— WHAT TO DO —
Set the listing down unchanged, minus every embedded image.

— DATA SHOWN —
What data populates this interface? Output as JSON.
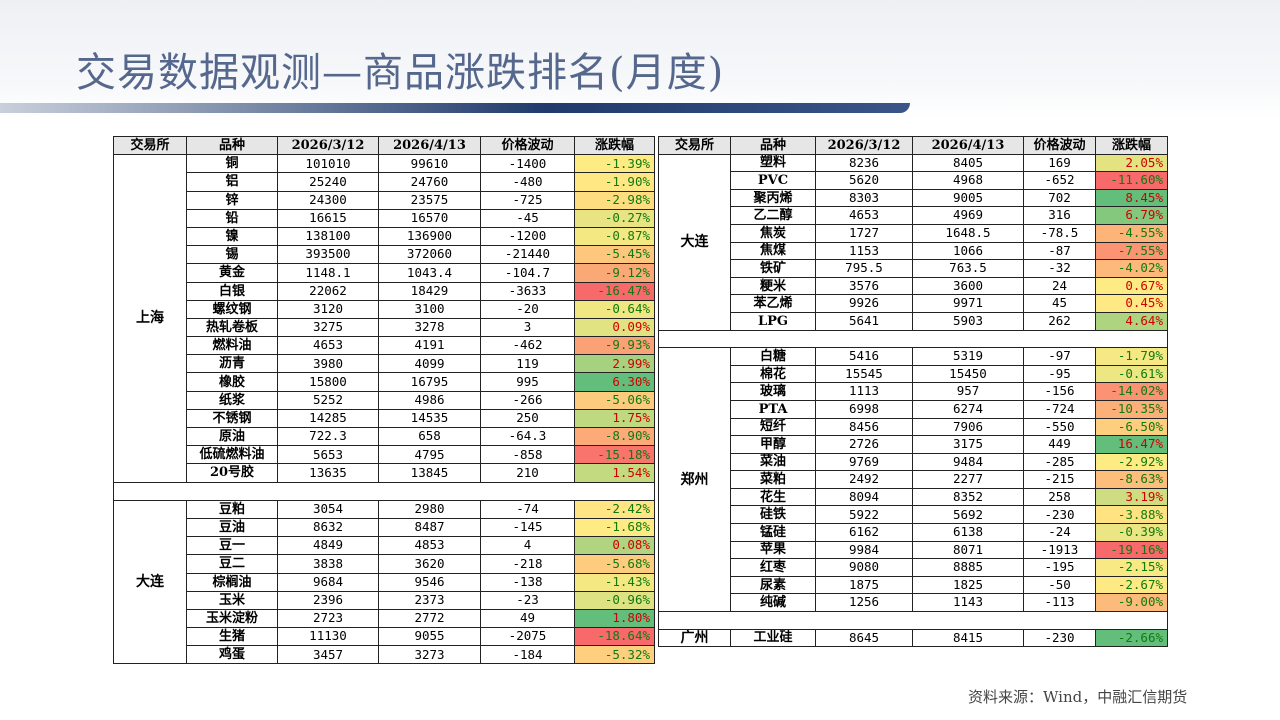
{
  "title": "交易数据观测—商品涨跌排名(月度)",
  "source": "资料来源：Wind，中融汇信期货",
  "left_table": {
    "header": [
      "交易所",
      "品种",
      "2026/3/12",
      "2026/4/13",
      "价格波动",
      "涨跌幅"
    ],
    "groups": [
      {
        "exchange": "上海",
        "rows": [
          [
            "铜",
            "101010",
            "99610",
            "-1400",
            "-1.39%"
          ],
          [
            "铝",
            "25240",
            "24760",
            "-480",
            "-1.90%"
          ],
          [
            "锌",
            "24300",
            "23575",
            "-725",
            "-2.98%"
          ],
          [
            "铅",
            "16615",
            "16570",
            "-45",
            "-0.27%"
          ],
          [
            "镍",
            "138100",
            "136900",
            "-1200",
            "-0.87%"
          ],
          [
            "锡",
            "393500",
            "372060",
            "-21440",
            "-5.45%"
          ],
          [
            "黄金",
            "1148.1",
            "1043.4",
            "-104.7",
            "-9.12%"
          ],
          [
            "白银",
            "22062",
            "18429",
            "-3633",
            "-16.47%"
          ],
          [
            "螺纹钢",
            "3120",
            "3100",
            "-20",
            "-0.64%"
          ],
          [
            "热轧卷板",
            "3275",
            "3278",
            "3",
            "0.09%"
          ],
          [
            "燃料油",
            "4653",
            "4191",
            "-462",
            "-9.93%"
          ],
          [
            "沥青",
            "3980",
            "4099",
            "119",
            "2.99%"
          ],
          [
            "橡胶",
            "15800",
            "16795",
            "995",
            "6.30%"
          ],
          [
            "纸浆",
            "5252",
            "4986",
            "-266",
            "-5.06%"
          ],
          [
            "不锈钢",
            "14285",
            "14535",
            "250",
            "1.75%"
          ],
          [
            "原油",
            "722.3",
            "658",
            "-64.3",
            "-8.90%"
          ],
          [
            "低硫燃料油",
            "5653",
            "4795",
            "-858",
            "-15.18%"
          ],
          [
            "20号胶",
            "13635",
            "13845",
            "210",
            "1.54%"
          ]
        ]
      },
      {
        "exchange": "大连",
        "rows": [
          [
            "豆粕",
            "3054",
            "2980",
            "-74",
            "-2.42%"
          ],
          [
            "豆油",
            "8632",
            "8487",
            "-145",
            "-1.68%"
          ],
          [
            "豆一",
            "4849",
            "4853",
            "4",
            "0.08%"
          ],
          [
            "豆二",
            "3838",
            "3620",
            "-218",
            "-5.68%"
          ],
          [
            "棕榈油",
            "9684",
            "9546",
            "-138",
            "-1.43%"
          ],
          [
            "玉米",
            "2396",
            "2373",
            "-23",
            "-0.96%"
          ],
          [
            "玉米淀粉",
            "2723",
            "2772",
            "49",
            "1.80%"
          ],
          [
            "生猪",
            "11130",
            "9055",
            "-2075",
            "-18.64%"
          ],
          [
            "鸡蛋",
            "3457",
            "3273",
            "-184",
            "-5.32%"
          ]
        ]
      }
    ]
  },
  "right_table": {
    "header": [
      "交易所",
      "品种",
      "2026/3/12",
      "2026/4/13",
      "价格波动",
      "涨跌幅"
    ],
    "groups": [
      {
        "exchange": "大连",
        "rows": [
          [
            "塑料",
            "8236",
            "8405",
            "169",
            "2.05%"
          ],
          [
            "PVC",
            "5620",
            "4968",
            "-652",
            "-11.60%"
          ],
          [
            "聚丙烯",
            "8303",
            "9005",
            "702",
            "8.45%"
          ],
          [
            "乙二醇",
            "4653",
            "4969",
            "316",
            "6.79%"
          ],
          [
            "焦炭",
            "1727",
            "1648.5",
            "-78.5",
            "-4.55%"
          ],
          [
            "焦煤",
            "1153",
            "1066",
            "-87",
            "-7.55%"
          ],
          [
            "铁矿",
            "795.5",
            "763.5",
            "-32",
            "-4.02%"
          ],
          [
            "粳米",
            "3576",
            "3600",
            "24",
            "0.67%"
          ],
          [
            "苯乙烯",
            "9926",
            "9971",
            "45",
            "0.45%"
          ],
          [
            "LPG",
            "5641",
            "5903",
            "262",
            "4.64%"
          ]
        ]
      },
      {
        "exchange": "郑州",
        "rows": [
          [
            "白糖",
            "5416",
            "5319",
            "-97",
            "-1.79%"
          ],
          [
            "棉花",
            "15545",
            "15450",
            "-95",
            "-0.61%"
          ],
          [
            "玻璃",
            "1113",
            "957",
            "-156",
            "-14.02%"
          ],
          [
            "PTA",
            "6998",
            "6274",
            "-724",
            "-10.35%"
          ],
          [
            "短纤",
            "8456",
            "7906",
            "-550",
            "-6.50%"
          ],
          [
            "甲醇",
            "2726",
            "3175",
            "449",
            "16.47%"
          ],
          [
            "菜油",
            "9769",
            "9484",
            "-285",
            "-2.92%"
          ],
          [
            "菜粕",
            "2492",
            "2277",
            "-215",
            "-8.63%"
          ],
          [
            "花生",
            "8094",
            "8352",
            "258",
            "3.19%"
          ],
          [
            "硅铁",
            "5922",
            "5692",
            "-230",
            "-3.88%"
          ],
          [
            "锰硅",
            "6162",
            "6138",
            "-24",
            "-0.39%"
          ],
          [
            "苹果",
            "9984",
            "8071",
            "-1913",
            "-19.16%"
          ],
          [
            "红枣",
            "9080",
            "8885",
            "-195",
            "-2.15%"
          ],
          [
            "尿素",
            "1875",
            "1825",
            "-50",
            "-2.67%"
          ],
          [
            "纯碱",
            "1256",
            "1143",
            "-113",
            "-9.00%"
          ]
        ]
      },
      {
        "exchange": "广州",
        "rows": [
          [
            "工业硅",
            "8645",
            "8415",
            "-230",
            "-2.66%"
          ]
        ]
      }
    ]
  }
}
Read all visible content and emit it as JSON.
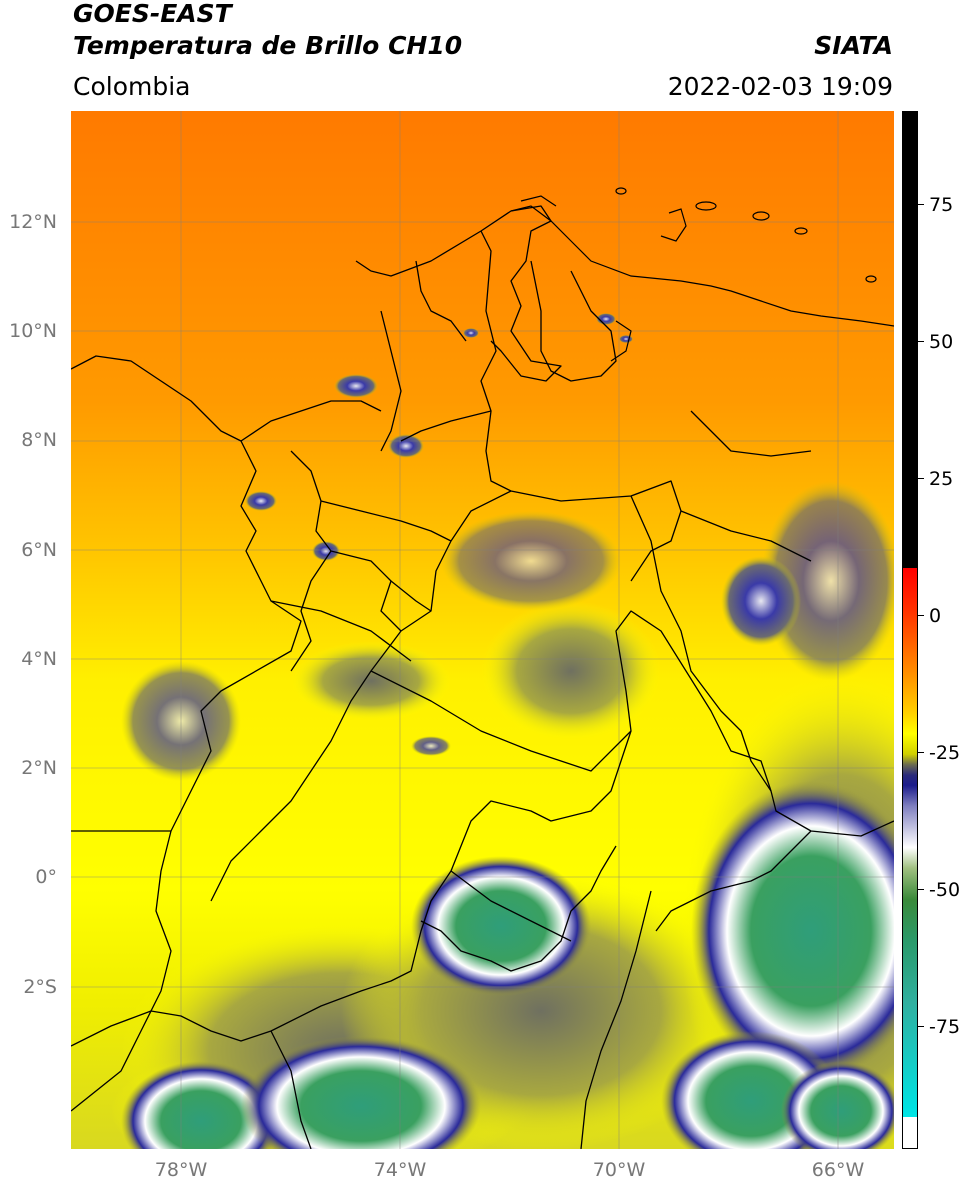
{
  "header": {
    "satellite": "GOES-EAST",
    "product": "Temperatura de Brillo CH10",
    "region": "Colombia",
    "agency": "SIATA",
    "datetime": "2022-02-03 19:09"
  },
  "map": {
    "latitude_labels": [
      "12°N",
      "10°N",
      "8°N",
      "6°N",
      "4°N",
      "2°N",
      "0°",
      "2°S"
    ],
    "longitude_labels": [
      "78°W",
      "74°W",
      "70°W",
      "66°W"
    ],
    "extent": {
      "lon_min": -80,
      "lon_max": -65,
      "lat_min": -5,
      "lat_max": 14
    },
    "gridlines": true
  },
  "colorbar": {
    "tick_labels": [
      "75",
      "50",
      "25",
      "0",
      "-25",
      "-50",
      "-75"
    ],
    "colors": {
      "warm_top": "#000000",
      "zero": "#e31a1c",
      "warm": "#ff8c00",
      "neutral": "#ffff00",
      "cold_blue": "#1c1c8c",
      "cold_white": "#ffffff",
      "cold_green": "#2f9e4a",
      "coldest_cyan": "#00e5e5"
    }
  }
}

— RESULT OF THIS TASK —
What data populates this interface? Output as JSON.
{
  "title": "交易数据观测—商品涨跌排名(月度)",
  "source": "资料来源：Wind，中融汇信期货",
  "left_table": {
    "header": [
      "交易所",
      "品种",
      "2026/3/12",
      "2026/4/13",
      "价格波动",
      "涨跌幅"
    ],
    "groups": [
      {
        "exchange": "上海",
        "rows": [
          [
            "铜",
            "101010",
            "99610",
            "-1400",
            "-1.39%"
          ],
          [
            "铝",
            "25240",
            "24760",
            "-480",
            "-1.90%"
          ],
          [
            "锌",
            "24300",
            "23575",
            "-725",
            "-2.98%"
          ],
          [
            "铅",
            "16615",
            "16570",
            "-45",
            "-0.27%"
          ],
          [
            "镍",
            "138100",
            "136900",
            "-1200",
            "-0.87%"
          ],
          [
            "锡",
            "393500",
            "372060",
            "-21440",
            "-5.45%"
          ],
          [
            "黄金",
            "1148.1",
            "1043.4",
            "-104.7",
            "-9.12%"
          ],
          [
            "白银",
            "22062",
            "18429",
            "-3633",
            "-16.47%"
          ],
          [
            "螺纹钢",
            "3120",
            "3100",
            "-20",
            "-0.64%"
          ],
          [
            "热轧卷板",
            "3275",
            "3278",
            "3",
            "0.09%"
          ],
          [
            "燃料油",
            "4653",
            "4191",
            "-462",
            "-9.93%"
          ],
          [
            "沥青",
            "3980",
            "4099",
            "119",
            "2.99%"
          ],
          [
            "橡胶",
            "15800",
            "16795",
            "995",
            "6.30%"
          ],
          [
            "纸浆",
            "5252",
            "4986",
            "-266",
            "-5.06%"
          ],
          [
            "不锈钢",
            "14285",
            "14535",
            "250",
            "1.75%"
          ],
          [
            "原油",
            "722.3",
            "658",
            "-64.3",
            "-8.90%"
          ],
          [
            "低硫燃料油",
            "5653",
            "4795",
            "-858",
            "-15.18%"
          ],
          [
            "20号胶",
            "13635",
            "13845",
            "210",
            "1.54%"
          ]
        ]
      },
      {
        "exchange": "大连",
        "rows": [
          [
            "豆粕",
            "3054",
            "2980",
            "-74",
            "-2.42%"
          ],
          [
            "豆油",
            "8632",
            "8487",
            "-145",
            "-1.68%"
          ],
          [
            "豆一",
            "4849",
            "4853",
            "4",
            "0.08%"
          ],
          [
            "豆二",
            "3838",
            "3620",
            "-218",
            "-5.68%"
          ],
          [
            "棕榈油",
            "9684",
            "9546",
            "-138",
            "-1.43%"
          ],
          [
            "玉米",
            "2396",
            "2373",
            "-23",
            "-0.96%"
          ],
          [
            "玉米淀粉",
            "2723",
            "2772",
            "49",
            "1.80%"
          ],
          [
            "生猪",
            "11130",
            "9055",
            "-2075",
            "-18.64%"
          ],
          [
            "鸡蛋",
            "3457",
            "3273",
            "-184",
            "-5.32%"
          ]
        ]
      }
    ]
  },
  "right_table": {
    "header": [
      "交易所",
      "品种",
      "2026/3/12",
      "2026/4/13",
      "价格波动",
      "涨跌幅"
    ],
    "groups": [
      {
        "exchange": "大连",
        "rows": [
          [
            "塑料",
            "8236",
            "8405",
            "169",
            "2.05%"
          ],
          [
            "PVC",
            "5620",
            "4968",
            "-652",
            "-11.60%"
          ],
          [
            "聚丙烯",
            "8303",
            "9005",
            "702",
            "8.45%"
          ],
          [
            "乙二醇",
            "4653",
            "4969",
            "316",
            "6.79%"
          ],
          [
            "焦炭",
            "1727",
            "1648.5",
            "-78.5",
            "-4.55%"
          ],
          [
            "焦煤",
            "1153",
            "1066",
            "-87",
            "-7.55%"
          ],
          [
            "铁矿",
            "795.5",
            "763.5",
            "-32",
            "-4.02%"
          ],
          [
            "粳米",
            "3576",
            "3600",
            "24",
            "0.67%"
          ],
          [
            "苯乙烯",
            "9926",
            "9971",
            "45",
            "0.45%"
          ],
          [
            "LPG",
            "5641",
            "5903",
            "262",
            "4.64%"
          ]
        ]
      },
      {
        "exchange": "郑州",
        "rows": [
          [
            "白糖",
            "5416",
            "5319",
            "-97",
            "-1.79%"
          ],
          [
            "棉花",
            "15545",
            "15450",
            "-95",
            "-0.61%"
          ],
          [
            "玻璃",
            "1113",
            "957",
            "-156",
            "-14.02%"
          ],
          [
            "PTA",
            "6998",
            "6274",
            "-724",
            "-10.35%"
          ],
          [
            "短纤",
            "8456",
            "7906",
            "-550",
            "-6.50%"
          ],
          [
            "甲醇",
            "2726",
            "3175",
            "449",
            "16.47%"
          ],
          [
            "菜油",
            "9769",
            "9484",
            "-285",
            "-2.92%"
          ],
          [
            "菜粕",
            "2492",
            "2277",
            "-215",
            "-8.63%"
          ],
          [
            "花生",
            "8094",
            "8352",
            "258",
            "3.19%"
          ],
          [
            "硅铁",
            "5922",
            "5692",
            "-230",
            "-3.88%"
          ],
          [
            "锰硅",
            "6162",
            "6138",
            "-24",
            "-0.39%"
          ],
          [
            "苹果",
            "9984",
            "8071",
            "-1913",
            "-19.16%"
          ],
          [
            "红枣",
            "9080",
            "8885",
            "-195",
            "-2.15%"
          ],
          [
            "尿素",
            "1875",
            "1825",
            "-50",
            "-2.67%"
          ],
          [
            "纯碱",
            "1256",
            "1143",
            "-113",
            "-9.00%"
          ]
        ]
      },
      {
        "exchange": "广州",
        "rows": [
          [
            "工业硅",
            "8645",
            "8415",
            "-230",
            "-2.66%"
          ]
        ]
      }
    ]
  }
}
Read all visible content and emit it as JSON.
{
  "header": {
    "satellite": "GOES-EAST",
    "product": "Temperatura de Brillo CH10",
    "region": "Colombia",
    "agency": "SIATA",
    "datetime": "2022-02-03 19:09"
  },
  "map": {
    "latitude_labels": [
      "12°N",
      "10°N",
      "8°N",
      "6°N",
      "4°N",
      "2°N",
      "0°",
      "2°S"
    ],
    "longitude_labels": [
      "78°W",
      "74°W",
      "70°W",
      "66°W"
    ],
    "extent": {
      "lon_min": -80,
      "lon_max": -65,
      "lat_min": -5,
      "lat_max": 14
    },
    "gridlines": true
  },
  "colorbar": {
    "tick_labels": [
      "75",
      "50",
      "25",
      "0",
      "-25",
      "-50",
      "-75"
    ],
    "colors": {
      "warm_top": "#000000",
      "zero": "#e31a1c",
      "warm": "#ff8c00",
      "neutral": "#ffff00",
      "cold_blue": "#1c1c8c",
      "cold_white": "#ffffff",
      "cold_green": "#2f9e4a",
      "coldest_cyan": "#00e5e5"
    }
  }
}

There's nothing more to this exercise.